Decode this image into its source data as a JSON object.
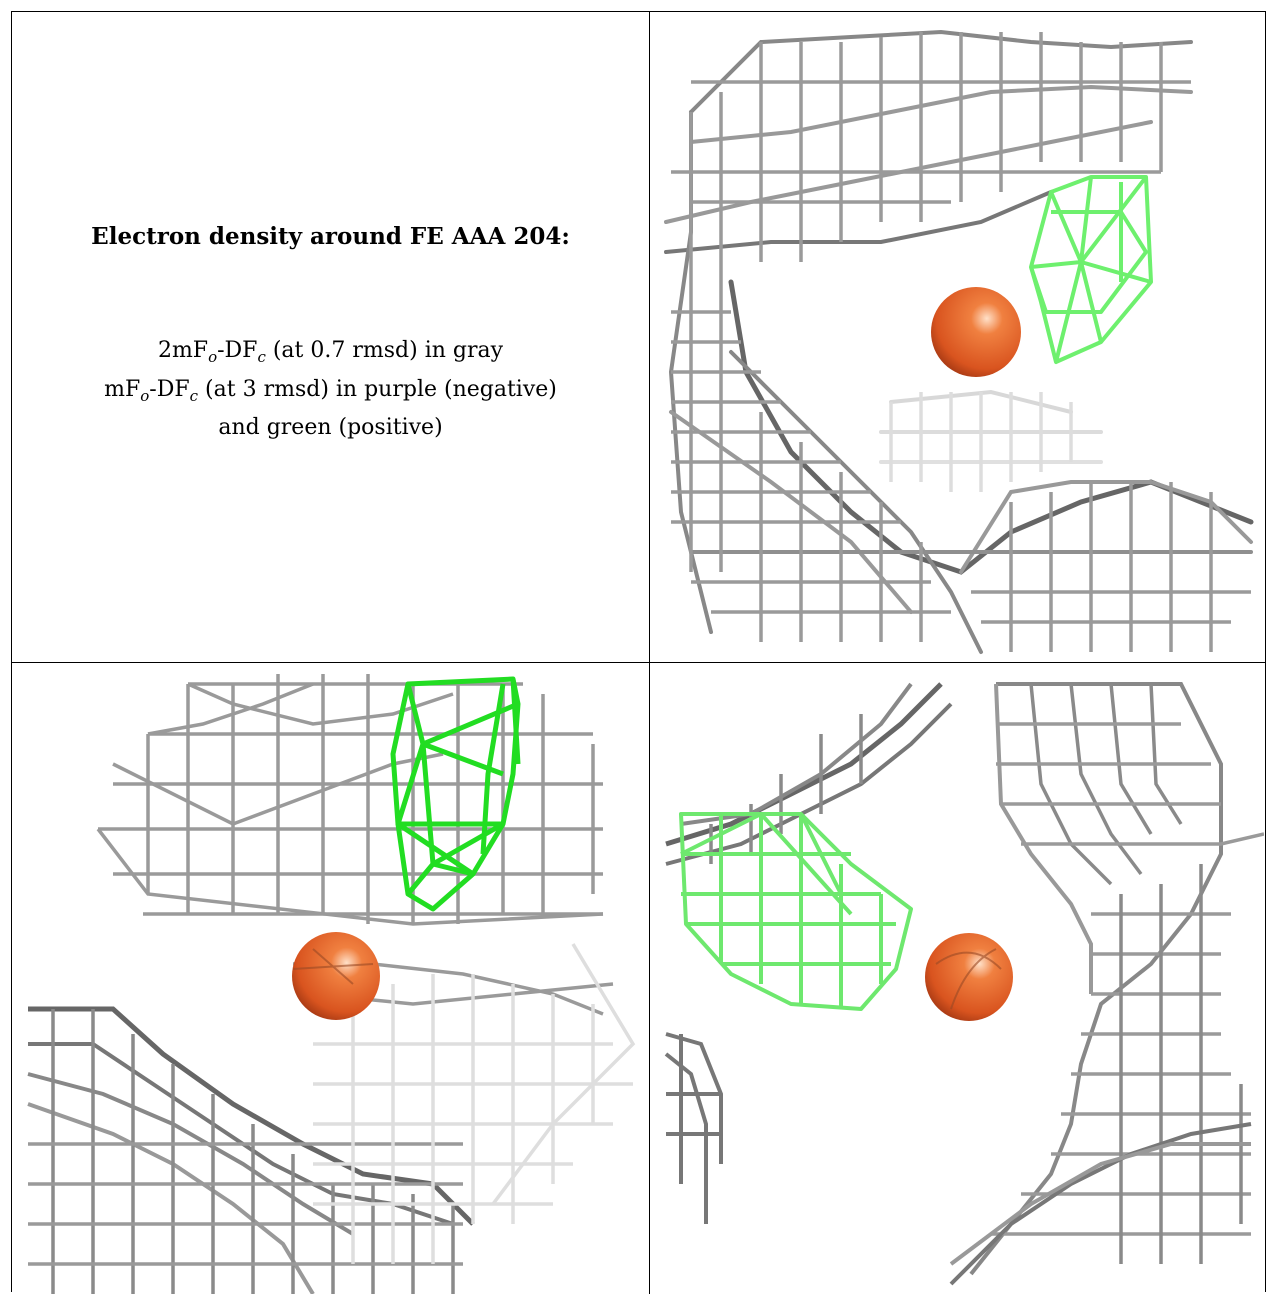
{
  "caption": {
    "title": "Electron density around FE AAA 204:",
    "line1": {
      "pre": "2mF",
      "sub1": "o",
      "mid": "-DF",
      "sub2": "c",
      "post": " (at 0.7 rmsd) in gray"
    },
    "line2": {
      "pre": "mF",
      "sub1": "o",
      "mid": "-DF",
      "sub2": "c",
      "post": " (at 3 rmsd) in purple (negative)"
    },
    "line3": "and green (positive)"
  },
  "colors": {
    "mesh_gray": "#8a8a8a",
    "mesh_dark": "#555555",
    "mesh_light": "#cfcfcf",
    "positive_green": "#22dd22",
    "positive_green_light": "#7ef07e",
    "iron_orange": "#e8662a",
    "iron_highlight": "#ffd2b0",
    "iron_shadow": "#b8401a"
  },
  "icons": {
    "atom": "iron-atom-sphere",
    "mesh": "electron-density-mesh"
  }
}
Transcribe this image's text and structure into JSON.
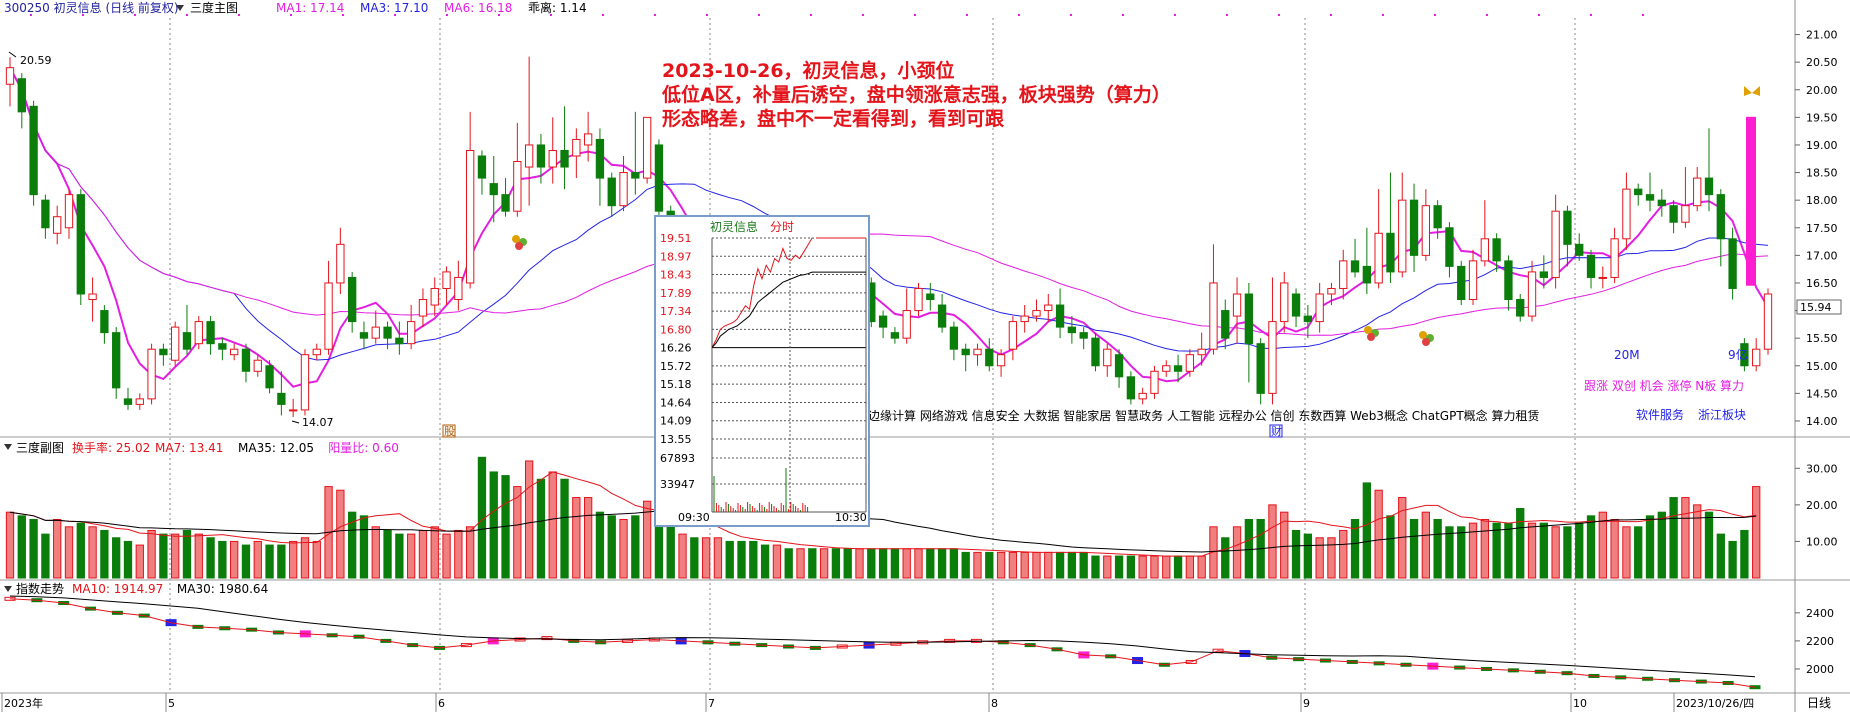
{
  "header": {
    "stock": "300250 初灵信息 (日线 前复权)",
    "main_icon": "三度主图",
    "ma_labels": [
      {
        "text": "MA1: 17.14",
        "color": "#e21ee2"
      },
      {
        "text": "MA3: 17.10",
        "color": "#2323e6"
      },
      {
        "text": "MA6: 16.18",
        "color": "#e21ee2"
      },
      {
        "text": "乖离: 1.14",
        "color": "#000000"
      }
    ]
  },
  "annotation": {
    "lines": [
      "2023-10-26，初灵信息，小颈位",
      "低位A区，补量后诱空，盘中领涨意志强，板块强势（算力）",
      "形态略差，盘中不一定看得到，看到可跟"
    ]
  },
  "price_marks": {
    "high": "20.59",
    "low": "14.07"
  },
  "price_axis": [
    "21.00",
    "20.50",
    "20.00",
    "19.50",
    "19.00",
    "18.50",
    "18.00",
    "17.50",
    "17.00",
    "16.50",
    "16.00",
    "15.50",
    "15.00",
    "14.50",
    "14.00"
  ],
  "current_price": "15.94",
  "concepts": "边缘计算 网络游戏 信息安全 大数据 智能家居 智慧政务 人工智能 远程办公 信创 东数西算 Web3概念 ChatGPT概念 算力租赁",
  "right_labels": {
    "m20": "20M",
    "yi": "9亿",
    "tags": "跟涨 双创 机会 涨停 N板 算力",
    "bottom_tags": [
      "软件服务",
      "浙江板块"
    ]
  },
  "markers": {
    "kai": "股",
    "cai": "财"
  },
  "sub_chart": {
    "title": "三度副图",
    "labels": [
      {
        "text": "换手率: 25.02",
        "color": "#e4141b"
      },
      {
        "text": "MA7: 13.41",
        "color": "#e4141b"
      },
      {
        "text": "MA35: 12.05",
        "color": "#000000"
      },
      {
        "text": "阳量比: 0.60",
        "color": "#e21ee2"
      }
    ],
    "axis": [
      "30.00",
      "20.00",
      "10.00"
    ]
  },
  "index_chart": {
    "title": "指数走势",
    "labels": [
      {
        "text": "MA10: 1914.97",
        "color": "#e4141b"
      },
      {
        "text": "MA30: 1980.64",
        "color": "#000000"
      }
    ],
    "axis": [
      "2400",
      "2200",
      "2000"
    ]
  },
  "date_axis": [
    "2023年",
    "5",
    "6",
    "7",
    "8",
    "9",
    "10",
    "2023/10/26/四"
  ],
  "period": "日线",
  "intraday_popup": {
    "title": "初灵信息",
    "subtitle": "分时",
    "price_ticks": [
      "19.51",
      "18.97",
      "18.43",
      "17.89",
      "17.34",
      "16.80",
      "16.26",
      "15.72",
      "15.18",
      "14.64",
      "14.09",
      "13.55"
    ],
    "volume_ticks": [
      "67893",
      "33947"
    ],
    "time_start": "09:30",
    "time_end": "10:30"
  },
  "chart_data": {
    "type": "candlestick",
    "price_range": [
      13.8,
      21.3
    ],
    "candles": [
      [
        20.1,
        20.4,
        19.7,
        20.59
      ],
      [
        20.2,
        19.6,
        19.3,
        20.3
      ],
      [
        19.7,
        18.1,
        17.9,
        19.8
      ],
      [
        18.0,
        17.5,
        17.3,
        18.1
      ],
      [
        17.4,
        17.7,
        17.2,
        17.9
      ],
      [
        17.5,
        18.1,
        17.3,
        18.2
      ],
      [
        18.1,
        16.3,
        16.1,
        18.2
      ],
      [
        16.2,
        16.3,
        15.8,
        16.6
      ],
      [
        16.0,
        15.6,
        15.4,
        16.1
      ],
      [
        15.6,
        14.6,
        14.4,
        15.7
      ],
      [
        14.4,
        14.3,
        14.2,
        14.6
      ],
      [
        14.3,
        14.4,
        14.2,
        14.5
      ],
      [
        14.4,
        15.3,
        14.3,
        15.4
      ],
      [
        15.3,
        15.2,
        15.0,
        15.4
      ],
      [
        15.1,
        15.7,
        15.0,
        15.8
      ],
      [
        15.6,
        15.3,
        15.2,
        16.1
      ],
      [
        15.4,
        15.8,
        15.3,
        15.9
      ],
      [
        15.8,
        15.4,
        15.2,
        15.9
      ],
      [
        15.4,
        15.3,
        15.1,
        15.5
      ],
      [
        15.2,
        15.3,
        15.1,
        15.4
      ],
      [
        15.3,
        14.9,
        14.7,
        15.4
      ],
      [
        14.9,
        15.1,
        14.8,
        15.2
      ],
      [
        15.0,
        14.6,
        14.5,
        15.1
      ],
      [
        14.5,
        14.3,
        14.1,
        14.9
      ],
      [
        14.2,
        14.2,
        14.07,
        14.4
      ],
      [
        14.2,
        15.2,
        14.1,
        15.3
      ],
      [
        15.2,
        15.3,
        15.1,
        15.4
      ],
      [
        15.3,
        16.5,
        15.2,
        16.9
      ],
      [
        16.5,
        17.2,
        16.3,
        17.5
      ],
      [
        16.6,
        15.8,
        15.6,
        16.7
      ],
      [
        15.6,
        15.5,
        15.3,
        15.8
      ],
      [
        15.5,
        15.7,
        15.4,
        16.0
      ],
      [
        15.7,
        15.5,
        15.3,
        15.8
      ],
      [
        15.5,
        15.4,
        15.2,
        15.8
      ],
      [
        15.4,
        15.8,
        15.3,
        16.1
      ],
      [
        15.9,
        16.2,
        15.7,
        16.4
      ],
      [
        16.1,
        16.4,
        15.9,
        16.6
      ],
      [
        16.4,
        16.7,
        16.1,
        16.8
      ],
      [
        16.2,
        16.6,
        16.0,
        16.9
      ],
      [
        16.5,
        18.9,
        16.4,
        19.6
      ],
      [
        18.8,
        18.4,
        18.1,
        18.9
      ],
      [
        18.3,
        18.1,
        17.6,
        18.8
      ],
      [
        18.1,
        17.8,
        17.7,
        18.4
      ],
      [
        17.8,
        18.7,
        17.7,
        19.4
      ],
      [
        18.6,
        19.0,
        17.9,
        20.6
      ],
      [
        19.0,
        18.6,
        18.3,
        19.2
      ],
      [
        18.6,
        18.9,
        18.3,
        19.5
      ],
      [
        18.9,
        18.6,
        18.2,
        19.7
      ],
      [
        18.8,
        19.1,
        18.4,
        19.3
      ],
      [
        19.0,
        19.2,
        18.7,
        19.6
      ],
      [
        19.1,
        18.4,
        17.9,
        19.3
      ],
      [
        18.4,
        17.9,
        17.7,
        18.5
      ],
      [
        17.9,
        18.5,
        17.8,
        18.8
      ],
      [
        18.5,
        18.4,
        18.1,
        19.6
      ],
      [
        18.4,
        19.5,
        18.3,
        19.5
      ],
      [
        19.0,
        17.8,
        17.5,
        19.1
      ],
      [
        17.8,
        16.7,
        16.5,
        17.9
      ],
      [
        16.6,
        16.8,
        16.2,
        17.1
      ],
      [
        16.8,
        16.5,
        16.2,
        17.0
      ],
      [
        16.6,
        16.7,
        16.4,
        17.1
      ],
      [
        16.7,
        17.0,
        16.5,
        17.2
      ],
      [
        17.0,
        16.8,
        16.6,
        17.1
      ],
      [
        16.8,
        16.7,
        16.5,
        17.1
      ],
      [
        16.7,
        16.6,
        16.5,
        16.9
      ],
      [
        16.6,
        16.5,
        16.4,
        16.8
      ],
      [
        16.5,
        16.6,
        16.4,
        16.8
      ],
      [
        16.6,
        16.5,
        16.4,
        16.7
      ],
      [
        16.5,
        16.6,
        16.4,
        16.8
      ],
      [
        16.6,
        16.5,
        16.4,
        16.7
      ],
      [
        16.5,
        16.6,
        16.4,
        16.8
      ],
      [
        16.6,
        16.4,
        16.3,
        16.7
      ],
      [
        16.5,
        16.2,
        16.0,
        16.6
      ],
      [
        16.2,
        16.5,
        16.1,
        16.6
      ],
      [
        16.5,
        15.8,
        15.7,
        16.6
      ],
      [
        15.9,
        15.7,
        15.5,
        16.0
      ],
      [
        15.6,
        15.5,
        15.4,
        15.7
      ],
      [
        15.5,
        16.0,
        15.4,
        16.4
      ],
      [
        16.0,
        16.4,
        15.9,
        16.5
      ],
      [
        16.3,
        16.2,
        16.0,
        16.5
      ],
      [
        16.1,
        15.7,
        15.6,
        16.3
      ],
      [
        15.7,
        15.3,
        15.1,
        15.8
      ],
      [
        15.3,
        15.2,
        14.9,
        15.4
      ],
      [
        15.2,
        15.3,
        15.0,
        15.4
      ],
      [
        15.3,
        15.0,
        14.9,
        15.5
      ],
      [
        15.0,
        15.2,
        14.8,
        15.3
      ],
      [
        15.3,
        15.8,
        15.1,
        15.9
      ],
      [
        15.8,
        15.9,
        15.6,
        16.1
      ],
      [
        15.9,
        16.0,
        15.8,
        16.2
      ],
      [
        16.0,
        16.1,
        15.8,
        16.3
      ],
      [
        16.1,
        15.7,
        15.5,
        16.4
      ],
      [
        15.7,
        15.6,
        15.4,
        15.9
      ],
      [
        15.6,
        15.5,
        15.3,
        15.7
      ],
      [
        15.5,
        15.0,
        14.9,
        15.6
      ],
      [
        15.0,
        15.3,
        14.8,
        15.4
      ],
      [
        15.2,
        14.8,
        14.6,
        15.3
      ],
      [
        14.8,
        14.4,
        14.3,
        14.9
      ],
      [
        14.4,
        14.5,
        14.3,
        14.6
      ],
      [
        14.5,
        14.9,
        14.4,
        15.0
      ],
      [
        14.9,
        15.0,
        14.8,
        15.1
      ],
      [
        15.0,
        14.9,
        14.7,
        15.2
      ],
      [
        14.9,
        15.2,
        14.8,
        15.3
      ],
      [
        15.2,
        15.3,
        15.0,
        15.6
      ],
      [
        15.3,
        16.5,
        15.2,
        17.2
      ],
      [
        16.0,
        15.5,
        15.3,
        16.2
      ],
      [
        15.9,
        16.3,
        15.4,
        16.6
      ],
      [
        16.3,
        15.4,
        14.7,
        16.5
      ],
      [
        15.4,
        14.5,
        14.3,
        15.5
      ],
      [
        14.5,
        15.8,
        14.3,
        16.6
      ],
      [
        15.8,
        16.5,
        15.6,
        16.7
      ],
      [
        16.3,
        15.9,
        15.7,
        16.4
      ],
      [
        15.9,
        15.8,
        15.5,
        16.1
      ],
      [
        15.8,
        16.3,
        15.6,
        16.5
      ],
      [
        16.3,
        16.4,
        16.1,
        16.5
      ],
      [
        16.4,
        16.9,
        16.2,
        17.1
      ],
      [
        16.9,
        16.7,
        16.6,
        17.3
      ],
      [
        16.8,
        16.5,
        16.3,
        17.5
      ],
      [
        16.5,
        17.4,
        16.4,
        18.2
      ],
      [
        17.4,
        16.7,
        16.5,
        18.5
      ],
      [
        16.7,
        18.0,
        16.6,
        18.5
      ],
      [
        18.0,
        17.0,
        16.7,
        18.3
      ],
      [
        17.0,
        17.9,
        16.9,
        18.2
      ],
      [
        17.9,
        17.5,
        17.3,
        18.0
      ],
      [
        17.5,
        16.8,
        16.6,
        17.6
      ],
      [
        16.8,
        16.2,
        16.1,
        16.9
      ],
      [
        16.2,
        16.9,
        16.1,
        17.1
      ],
      [
        16.9,
        17.3,
        16.8,
        18.0
      ],
      [
        17.3,
        16.9,
        16.7,
        17.4
      ],
      [
        16.9,
        16.2,
        16.0,
        17.0
      ],
      [
        16.2,
        15.9,
        15.8,
        16.3
      ],
      [
        15.9,
        16.7,
        15.8,
        16.9
      ],
      [
        16.7,
        16.6,
        16.4,
        17.0
      ],
      [
        16.6,
        17.8,
        16.4,
        18.1
      ],
      [
        17.8,
        17.2,
        16.8,
        17.9
      ],
      [
        17.2,
        17.0,
        16.9,
        17.4
      ],
      [
        17.0,
        16.6,
        16.4,
        17.1
      ],
      [
        16.6,
        16.6,
        16.4,
        16.8
      ],
      [
        16.6,
        17.3,
        16.5,
        17.5
      ],
      [
        17.3,
        18.2,
        17.1,
        18.5
      ],
      [
        18.2,
        18.1,
        17.9,
        18.3
      ],
      [
        18.1,
        18.0,
        17.8,
        18.5
      ],
      [
        18.0,
        17.9,
        17.7,
        18.2
      ],
      [
        17.9,
        17.6,
        17.4,
        18.0
      ],
      [
        17.6,
        17.9,
        17.5,
        18.6
      ],
      [
        17.9,
        18.4,
        17.8,
        18.6
      ],
      [
        18.4,
        18.1,
        17.8,
        19.3
      ],
      [
        18.1,
        17.3,
        16.8,
        18.2
      ],
      [
        17.3,
        16.4,
        16.2,
        17.5
      ],
      [
        15.4,
        15.0,
        14.9,
        15.5
      ],
      [
        15.0,
        15.3,
        14.9,
        15.5
      ],
      [
        15.3,
        16.3,
        15.2,
        16.4
      ]
    ],
    "volume": [
      18,
      17,
      16,
      12,
      16,
      14,
      15,
      14,
      13,
      11,
      10,
      9,
      13,
      12,
      12,
      13,
      12,
      11,
      10,
      10,
      9,
      10,
      9,
      9,
      10,
      11,
      10,
      25,
      24,
      18,
      17,
      14,
      13,
      12,
      12,
      13,
      14,
      12,
      13,
      14,
      33,
      29,
      28,
      25,
      32,
      27,
      29,
      27,
      22,
      22,
      18,
      17,
      16,
      17,
      21,
      18,
      14,
      12,
      11,
      11,
      11,
      10,
      10,
      10,
      9,
      9,
      8,
      8,
      8,
      8,
      8,
      8,
      8,
      8,
      8,
      8,
      8,
      8,
      8,
      8,
      8,
      7,
      7,
      7,
      7,
      7,
      7,
      7,
      7,
      7,
      7,
      7,
      6,
      6,
      6,
      6,
      6,
      6,
      6,
      6,
      6,
      6,
      14,
      11,
      14,
      16,
      16,
      20,
      18,
      13,
      12,
      11,
      11,
      13,
      16,
      26,
      24,
      17,
      22,
      16,
      18,
      16,
      14,
      14,
      15,
      16,
      15,
      15,
      19,
      15,
      15,
      14,
      14,
      15,
      17,
      18,
      16,
      14,
      14,
      17,
      18,
      22,
      22,
      20,
      18,
      12,
      10,
      13,
      25
    ],
    "index_values": [
      2500,
      2490,
      2470,
      2430,
      2400,
      2380,
      2330,
      2300,
      2290,
      2280,
      2260,
      2250,
      2240,
      2230,
      2200,
      2170,
      2150,
      2170,
      2200,
      2210,
      2220,
      2200,
      2190,
      2200,
      2210,
      2200,
      2190,
      2180,
      2170,
      2160,
      2150,
      2160,
      2170,
      2180,
      2190,
      2200,
      2200,
      2190,
      2170,
      2140,
      2100,
      2090,
      2060,
      2030,
      2050,
      2130,
      2110,
      2080,
      2070,
      2060,
      2050,
      2040,
      2030,
      2020,
      2010,
      2000,
      1990,
      1980,
      1970,
      1950,
      1940,
      1930,
      1920,
      1910,
      1900,
      1870
    ]
  }
}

# PROBLEM:
Extract every line that has the string "rmsd" in it.

# SOLUTION TO THE EXERCISE:
      "post": " (at 0.7 rmsd) in gray"
      "post": " (at 3 rmsd) in purple (negative)"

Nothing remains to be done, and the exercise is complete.